_Work instructions:_
The exercise asks you to copy every line below in which "URACCS" appears.

Collection entries:
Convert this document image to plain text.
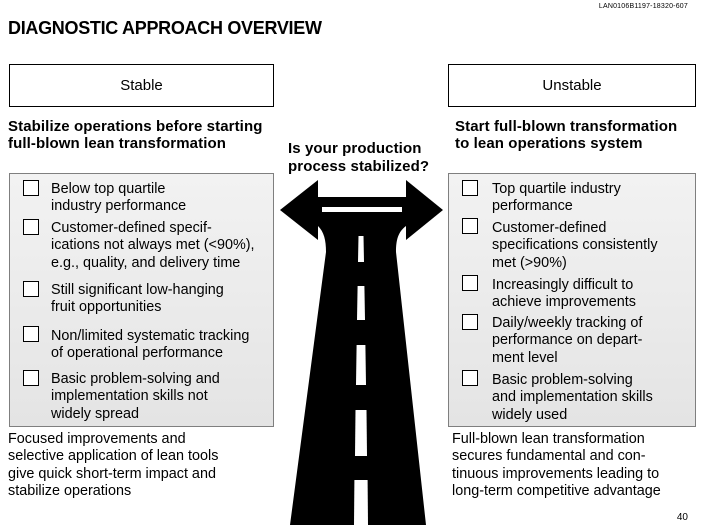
LAN0106B1197-18320-607
DIAGNOSTIC APPROACH OVERVIEW
Stable	Unstable
Stabilize operations before starting
full-blown lean transformation
Start full-blown transformation
to lean operations system
Is your production
process stabilized?
Below top quartile
industry performance
Customer-defined specif-
ications not always met (<90%),
e.g., quality, and delivery time
Still significant low-hanging
fruit opportunities
Non/limited systematic tracking
of operational performance
Basic problem-solving and
implementation skills not
widely spread
Top quartile industry
performance
Customer-defined
specifications consistently
met (>90%)
Increasingly difficult to
achieve improvements
Daily/weekly tracking of
performance on depart-
ment level
Basic problem-solving
and implementation skills
widely used
Focused improvements and
selective application of lean tools
give quick short-term impact and
stabilize operations
Full-blown lean transformation
secures fundamental and con-
tinuous improvements leading to
long-term competitive advantage
40
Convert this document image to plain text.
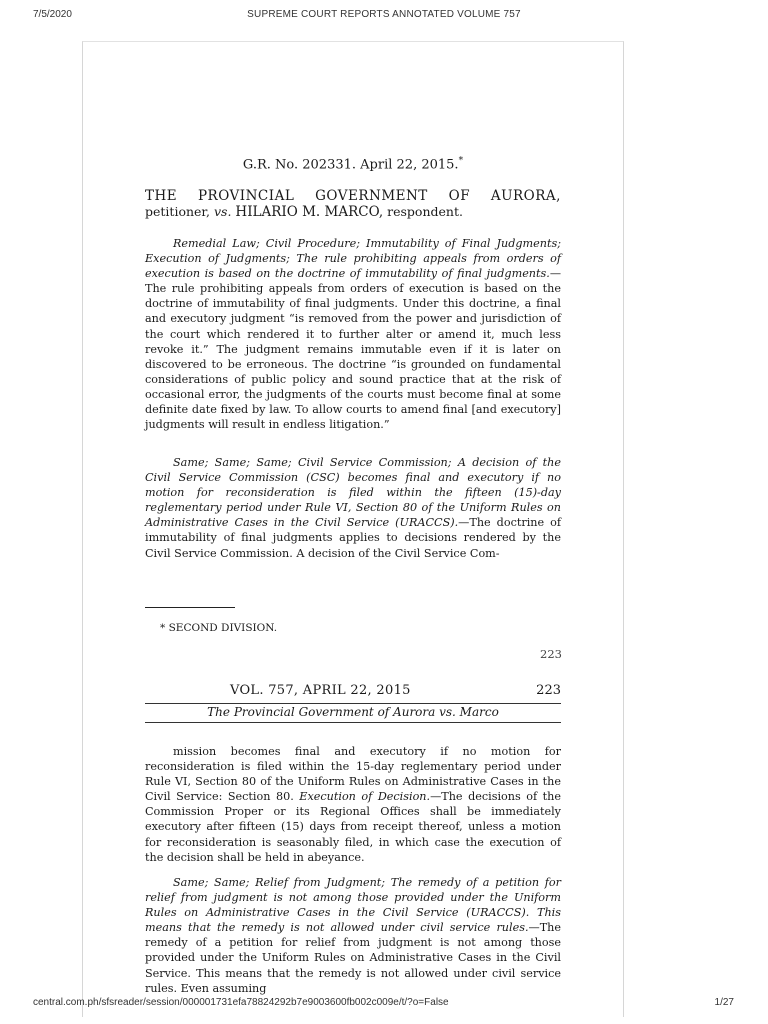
7/5/2020	SUPREME COURT REPORTS ANNOTATED VOLUME 757
G.R. No. 202331. April 22, 2015.*
THE PROVINCIAL GOVERNMENT OF AURORA,
petitioner, vs. HILARIO M. MARCO, respondent.

Remedial Law; Civil Procedure; Immutability of Final Judgments; Execution of Judgments; The rule prohibiting appeals from orders of execution is based on the doctrine of immutability of final judgments.—The rule prohibiting appeals from orders of execution is based on the doctrine of immutability of final judgments. Under this doctrine, a final and executory judgment “is removed from the power and jurisdiction of the court which rendered it to further alter or amend it, much less revoke it.” The judgment remains immutable even if it is later on discovered to be erroneous. The doctrine “is grounded on fundamental considerations of public policy and sound practice that at the risk of occasional error, the judgments of the courts must become final at some definite date fixed by law. To allow courts to amend final [and executory] judgments will result in endless litigation.”

Same; Same; Same; Civil Service Commission; A decision of the Civil Service Commission (CSC) becomes final and executory if no motion for reconsideration is filed within the fifteen (15)-day reglementary period under Rule VI, Section 80 of the Uniform Rules on Administrative Cases in the Civil Service (URACCS).—The doctrine of immutability of final judgments applies to decisions rendered by the Civil Service Commission. A decision of the Civil Service Com-

* SECOND DIVISION.
223
VOL. 757, APRIL 22, 2015	223
The Provincial Government of Aurora vs. Marco

mission becomes final and executory if no motion for reconsideration is filed within the 15-day reglementary period under Rule VI, Section 80 of the Uniform Rules on Administrative Cases in the Civil Service: Section 80. Execution of Decision.—The decisions of the Commission Proper or its Regional Offices shall be immediately executory after fifteen (15) days from receipt thereof, unless a motion for reconsideration is seasonably filed, in which case the execution of the decision shall be held in abeyance.

Same; Same; Relief from Judgment; The remedy of a petition for relief from judgment is not among those provided under the Uniform Rules on Administrative Cases in the Civil Service (URACCS). This means that the remedy is not allowed under civil service rules.—The remedy of a petition for relief from judgment is not among those provided under the Uniform Rules on Administrative Cases in the Civil Service. This means that the remedy is not allowed under civil service rules. Even assuming

central.com.ph/sfsreader/session/000001731efa78824292b7e9003600fb002c009e/t/?o=False	1/27
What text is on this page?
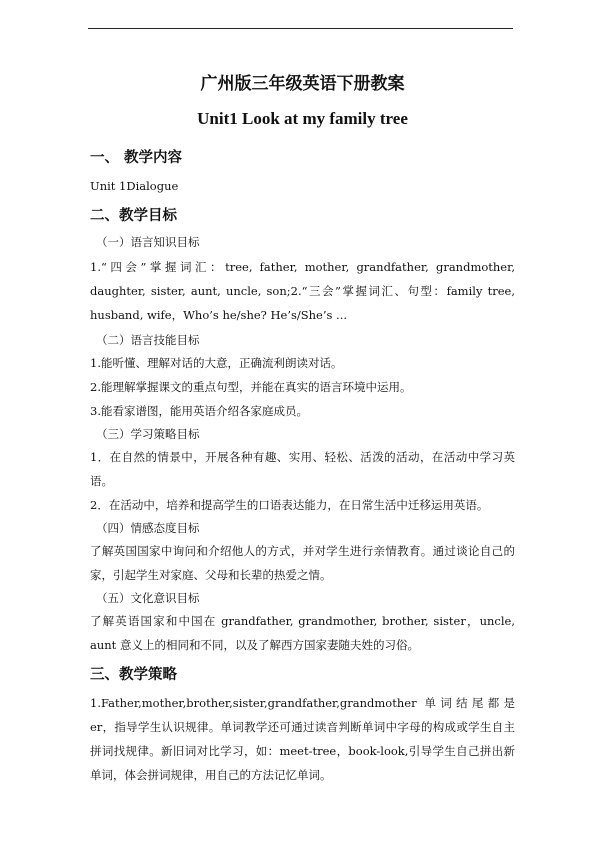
广州版三年级英语下册教案
Unit1 Look at my family tree
一、 教学内容

Unit 1Dialogue

二、教学目标
（一）语言知识目标

1.“四会”掌握词汇：tree, father, mother, grandfather, grandmother, daughter, sister, aunt, uncle, son;2.“三会”掌握词汇、句型：family tree, husband, wife，Who’s he/she? He’s/She’s ...

（二）语言技能目标

1.能听懂、理解对话的大意，正确流利朗读对话。

2.能理解掌握课文的重点句型，并能在真实的语言环境中运用。

3.能看家谱图，能用英语介绍各家庭成员。

（三）学习策略目标

1．在自然的情景中，开展各种有趣、实用、轻松、活泼的活动，在活动中学习英语。

2．在活动中，培养和提高学生的口语表达能力，在日常生活中迁移运用英语。

（四）情感态度目标

了解英国国家中询问和介绍他人的方式，并对学生进行亲情教育。通过谈论自己的家，引起学生对家庭、父母和长辈的热爱之情。

（五）文化意识目标

了解英语国家和中国在 grandfather, grandmother, brother, sister，uncle, aunt 意义上的相同和不同，以及了解西方国家妻随夫姓的习俗。

三、教学策略

1.Father,mother,brother,sister,grandfather,grandmother 单词结尾都是 er，指导学生认识规律。单词教学还可通过读音判断单词中字母的构成或学生自主拼词找规律。新旧词对比学习，如：meet-tree，book-look,引导学生自己拼出新单词，体会拼词规律，用自己的方法记忆单词。
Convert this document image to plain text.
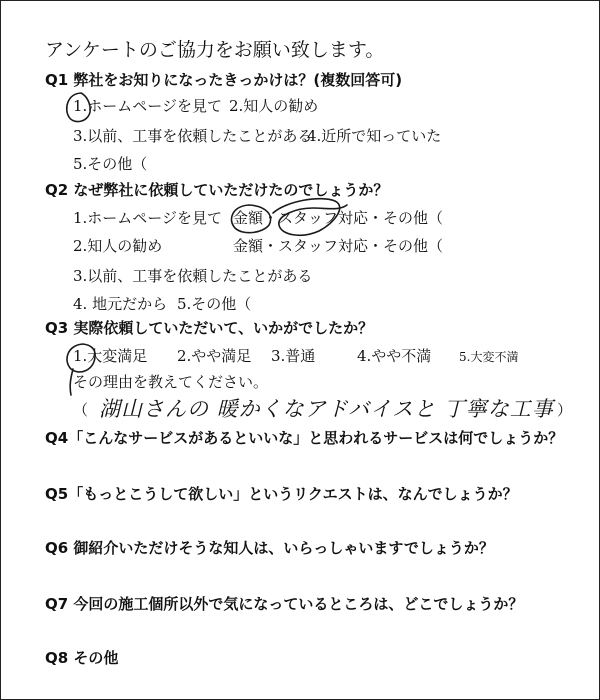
アンケートのご協力をお願い致します。
Q1 弊社をお知りになったきっかけは？(複数回答可)
1.ホームページを見て 2.知人の勧め
3.以前、工事を依頼したことがある
4.近所で知っていた
5.その他（
Q2 なぜ弊社に依頼していただけたのでしょうか？
1.ホームページを見て 金額・スタッフ対応・その他（
2.知人の勧め	金額・スタッフ対応・その他（
3.以前、工事を依頼したことがある
4. 地元だから 5.その他（
Q3 実際依頼していただいて、いかがでしたか？
1.大変満足 2.やや満足 3.普通	4.やや不満 5.大変不満
その理由を教えてください。
（ 湖山さんの 暖かくなアドバイスと 丁寧な工事 ）
Q4「こんなサービスがあるといいな」と思われるサービスは何でしょうか？
Q5「もっとこうして欲しい」というリクエストは、なんでしょうか？
Q6 御紹介いただけそうな知人は、いらっしゃいますでしょうか？
Q7 今回の施工個所以外で気になっているところは、どこでしょうか？
Q8 その他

_Solution:_
Same; Same; Same; Civil Service Commission; A decision of the Civil Service Commission (CSC) becomes final and executory if no motion for reconsideration is filed within the fifteen (15)-day reglementary period under Rule VI, Section 80 of the Uniform Rules on Administrative Cases in the Civil Service (URACCS).—The doctrine of immutability of final judgments applies to decisions rendered by the Civil Service Commission. A decision of the Civil Service Com-
Same; Same; Relief from Judgment; The remedy of a petition for relief from judgment is not among those provided under the Uniform Rules on Administrative Cases in the Civil Service (URACCS). This means that the remedy is not allowed under civil service rules.—The remedy of a petition for relief from judgment is not among those provided under the Uniform Rules on Administrative Cases in the Civil Service. This means that the remedy is not allowed under civil service rules. Even assuming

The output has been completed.